Retype the complete listing exactly as it appears.

• **DATA PROVIDED**
***

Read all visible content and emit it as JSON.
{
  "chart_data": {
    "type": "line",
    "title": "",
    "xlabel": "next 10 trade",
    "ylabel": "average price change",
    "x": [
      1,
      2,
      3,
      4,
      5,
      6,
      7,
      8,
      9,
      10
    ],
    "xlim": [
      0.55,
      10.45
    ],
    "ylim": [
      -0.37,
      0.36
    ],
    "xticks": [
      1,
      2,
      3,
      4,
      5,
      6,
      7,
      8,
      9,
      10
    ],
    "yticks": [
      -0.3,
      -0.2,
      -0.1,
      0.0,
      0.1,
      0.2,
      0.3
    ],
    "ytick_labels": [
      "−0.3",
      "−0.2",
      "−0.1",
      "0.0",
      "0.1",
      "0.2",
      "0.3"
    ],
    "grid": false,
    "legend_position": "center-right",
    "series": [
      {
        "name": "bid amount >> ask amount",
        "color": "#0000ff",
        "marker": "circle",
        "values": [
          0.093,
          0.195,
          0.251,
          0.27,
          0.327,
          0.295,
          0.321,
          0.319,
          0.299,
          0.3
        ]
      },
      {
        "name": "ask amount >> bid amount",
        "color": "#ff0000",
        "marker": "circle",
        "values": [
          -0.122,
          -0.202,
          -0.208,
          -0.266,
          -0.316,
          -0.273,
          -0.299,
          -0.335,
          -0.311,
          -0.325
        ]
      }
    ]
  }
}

***

• **THE COMPLETED TASK**
Read all visible content and emit it as JSON.
{
  "chart_data": {
    "type": "line",
    "title": "",
    "xlabel": "next 10 trade",
    "ylabel": "average price change",
    "x": [
      1,
      2,
      3,
      4,
      5,
      6,
      7,
      8,
      9,
      10
    ],
    "xlim": [
      0.55,
      10.45
    ],
    "ylim": [
      -0.37,
      0.36
    ],
    "xticks": [
      1,
      2,
      3,
      4,
      5,
      6,
      7,
      8,
      9,
      10
    ],
    "yticks": [
      -0.3,
      -0.2,
      -0.1,
      0.0,
      0.1,
      0.2,
      0.3
    ],
    "ytick_labels": [
      "−0.3",
      "−0.2",
      "−0.1",
      "0.0",
      "0.1",
      "0.2",
      "0.3"
    ],
    "grid": false,
    "legend_position": "center-right",
    "series": [
      {
        "name": "bid amount >> ask amount",
        "color": "#0000ff",
        "marker": "circle",
        "values": [
          0.093,
          0.195,
          0.251,
          0.27,
          0.327,
          0.295,
          0.321,
          0.319,
          0.299,
          0.3
        ]
      },
      {
        "name": "ask amount >> bid amount",
        "color": "#ff0000",
        "marker": "circle",
        "values": [
          -0.122,
          -0.202,
          -0.208,
          -0.266,
          -0.316,
          -0.273,
          -0.299,
          -0.335,
          -0.311,
          -0.325
        ]
      }
    ]
  }
}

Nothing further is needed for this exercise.